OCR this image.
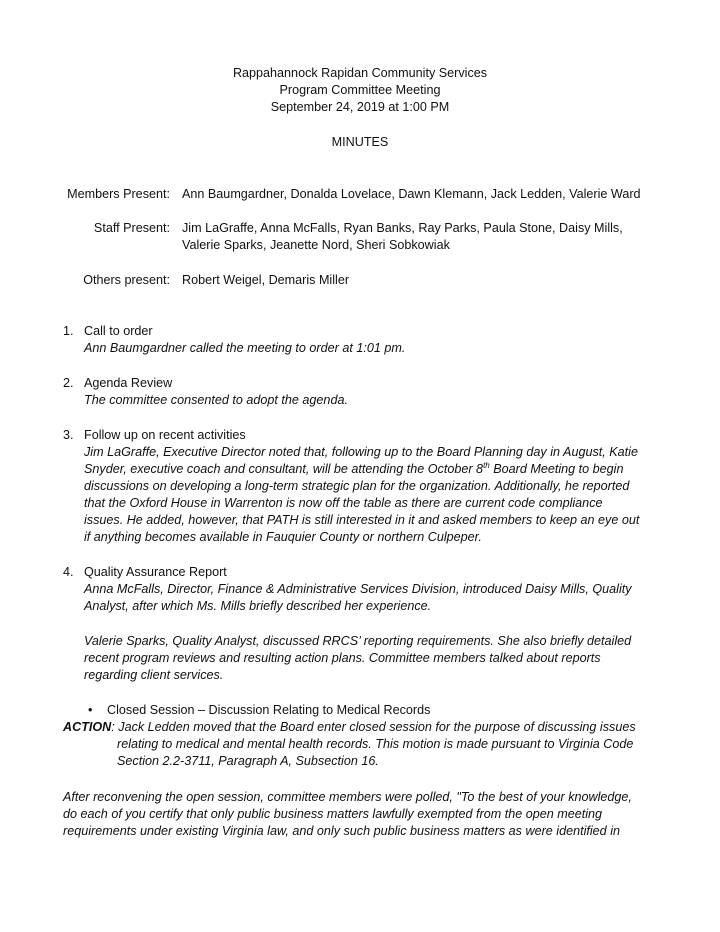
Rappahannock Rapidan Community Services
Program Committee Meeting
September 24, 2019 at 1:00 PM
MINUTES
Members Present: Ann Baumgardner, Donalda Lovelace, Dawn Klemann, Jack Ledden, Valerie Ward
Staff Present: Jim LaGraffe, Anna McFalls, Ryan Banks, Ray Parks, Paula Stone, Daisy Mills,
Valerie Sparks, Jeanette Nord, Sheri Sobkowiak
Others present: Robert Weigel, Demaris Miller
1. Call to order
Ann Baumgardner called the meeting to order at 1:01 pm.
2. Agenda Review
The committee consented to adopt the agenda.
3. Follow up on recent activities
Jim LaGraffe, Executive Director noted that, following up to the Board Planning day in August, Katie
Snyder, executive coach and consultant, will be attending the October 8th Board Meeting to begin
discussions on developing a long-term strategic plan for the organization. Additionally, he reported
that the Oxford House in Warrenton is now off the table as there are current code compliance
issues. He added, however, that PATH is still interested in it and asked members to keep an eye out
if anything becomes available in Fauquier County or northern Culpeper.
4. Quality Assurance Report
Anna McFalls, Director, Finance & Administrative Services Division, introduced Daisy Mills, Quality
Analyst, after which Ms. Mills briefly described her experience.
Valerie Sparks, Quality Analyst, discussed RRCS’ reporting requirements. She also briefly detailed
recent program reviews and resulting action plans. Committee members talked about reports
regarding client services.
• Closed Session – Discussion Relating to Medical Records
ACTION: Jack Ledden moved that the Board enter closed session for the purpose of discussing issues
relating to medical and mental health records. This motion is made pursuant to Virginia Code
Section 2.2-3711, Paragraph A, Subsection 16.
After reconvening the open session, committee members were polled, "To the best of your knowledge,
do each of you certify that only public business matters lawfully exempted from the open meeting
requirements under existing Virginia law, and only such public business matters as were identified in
* * *
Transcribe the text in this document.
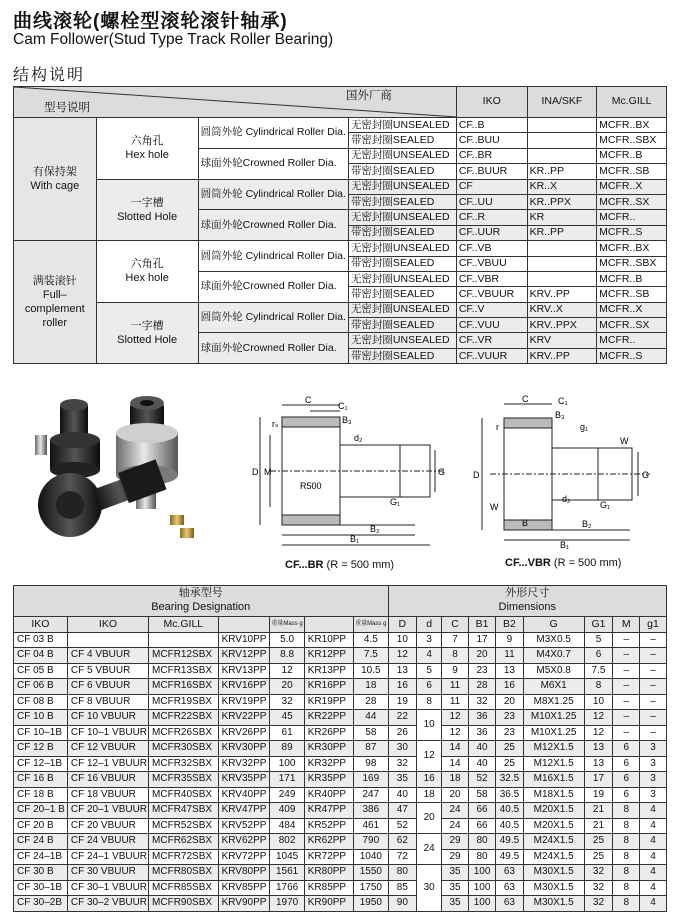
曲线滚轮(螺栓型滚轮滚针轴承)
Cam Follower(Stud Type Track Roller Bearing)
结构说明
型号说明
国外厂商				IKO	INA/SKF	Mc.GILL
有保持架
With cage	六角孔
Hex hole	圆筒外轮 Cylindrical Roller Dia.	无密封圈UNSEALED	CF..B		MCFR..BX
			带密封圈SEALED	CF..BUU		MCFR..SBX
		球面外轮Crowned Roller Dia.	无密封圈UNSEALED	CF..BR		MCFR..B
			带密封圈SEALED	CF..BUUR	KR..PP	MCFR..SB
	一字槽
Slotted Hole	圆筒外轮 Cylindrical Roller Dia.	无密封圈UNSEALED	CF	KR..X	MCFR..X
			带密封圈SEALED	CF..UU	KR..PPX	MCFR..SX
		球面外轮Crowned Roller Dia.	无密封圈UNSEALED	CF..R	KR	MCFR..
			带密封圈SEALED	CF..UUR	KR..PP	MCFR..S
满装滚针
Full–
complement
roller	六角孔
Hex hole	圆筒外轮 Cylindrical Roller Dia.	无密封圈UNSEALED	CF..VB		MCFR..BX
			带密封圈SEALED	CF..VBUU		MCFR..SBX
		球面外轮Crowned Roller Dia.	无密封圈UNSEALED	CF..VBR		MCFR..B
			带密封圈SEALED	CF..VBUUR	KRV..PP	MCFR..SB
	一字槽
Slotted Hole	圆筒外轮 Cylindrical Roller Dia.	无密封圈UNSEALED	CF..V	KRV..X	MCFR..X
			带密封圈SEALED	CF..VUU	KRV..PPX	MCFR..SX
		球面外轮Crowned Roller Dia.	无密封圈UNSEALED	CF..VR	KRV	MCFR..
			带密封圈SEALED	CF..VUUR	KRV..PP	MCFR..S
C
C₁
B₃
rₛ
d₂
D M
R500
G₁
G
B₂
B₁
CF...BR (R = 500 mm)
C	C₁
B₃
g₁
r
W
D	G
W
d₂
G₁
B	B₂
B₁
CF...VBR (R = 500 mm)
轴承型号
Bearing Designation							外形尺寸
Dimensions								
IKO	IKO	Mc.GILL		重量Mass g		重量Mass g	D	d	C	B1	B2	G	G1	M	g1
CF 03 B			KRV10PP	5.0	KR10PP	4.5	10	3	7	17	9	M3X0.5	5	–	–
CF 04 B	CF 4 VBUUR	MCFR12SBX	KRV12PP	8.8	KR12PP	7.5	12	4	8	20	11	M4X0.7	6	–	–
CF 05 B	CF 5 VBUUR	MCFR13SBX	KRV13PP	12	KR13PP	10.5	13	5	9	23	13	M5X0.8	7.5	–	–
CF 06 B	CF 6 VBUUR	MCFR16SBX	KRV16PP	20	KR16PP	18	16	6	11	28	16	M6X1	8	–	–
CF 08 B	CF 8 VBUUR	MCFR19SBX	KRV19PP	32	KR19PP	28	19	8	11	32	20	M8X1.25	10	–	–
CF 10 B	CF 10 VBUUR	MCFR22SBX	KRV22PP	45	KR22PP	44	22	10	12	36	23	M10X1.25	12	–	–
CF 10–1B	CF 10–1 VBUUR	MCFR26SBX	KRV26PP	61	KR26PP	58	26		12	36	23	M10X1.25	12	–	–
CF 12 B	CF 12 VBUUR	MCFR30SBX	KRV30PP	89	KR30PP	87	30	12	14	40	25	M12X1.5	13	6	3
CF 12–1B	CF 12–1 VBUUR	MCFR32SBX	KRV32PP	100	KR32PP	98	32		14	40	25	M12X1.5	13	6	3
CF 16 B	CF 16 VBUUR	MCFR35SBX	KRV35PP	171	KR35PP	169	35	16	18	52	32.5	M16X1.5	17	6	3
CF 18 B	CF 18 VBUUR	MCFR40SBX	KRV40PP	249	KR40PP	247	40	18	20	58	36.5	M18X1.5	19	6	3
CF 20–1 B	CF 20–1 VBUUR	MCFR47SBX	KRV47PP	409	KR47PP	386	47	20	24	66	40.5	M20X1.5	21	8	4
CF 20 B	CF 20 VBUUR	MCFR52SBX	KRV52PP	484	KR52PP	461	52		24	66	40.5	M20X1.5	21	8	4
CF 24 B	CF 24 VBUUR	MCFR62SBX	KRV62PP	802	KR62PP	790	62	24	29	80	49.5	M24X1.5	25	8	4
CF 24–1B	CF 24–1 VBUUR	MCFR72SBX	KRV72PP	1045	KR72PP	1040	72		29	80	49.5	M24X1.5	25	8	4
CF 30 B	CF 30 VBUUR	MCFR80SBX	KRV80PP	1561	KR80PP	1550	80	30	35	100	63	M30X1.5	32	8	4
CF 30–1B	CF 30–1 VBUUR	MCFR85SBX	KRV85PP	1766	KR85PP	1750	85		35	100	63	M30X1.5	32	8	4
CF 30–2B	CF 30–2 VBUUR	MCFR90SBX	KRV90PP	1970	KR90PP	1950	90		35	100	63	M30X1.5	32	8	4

» TO BE DONE: Above are some records. Count the lines among them with the word "Slotted", and answer with the number only.

» RIGHT ANSWER: 2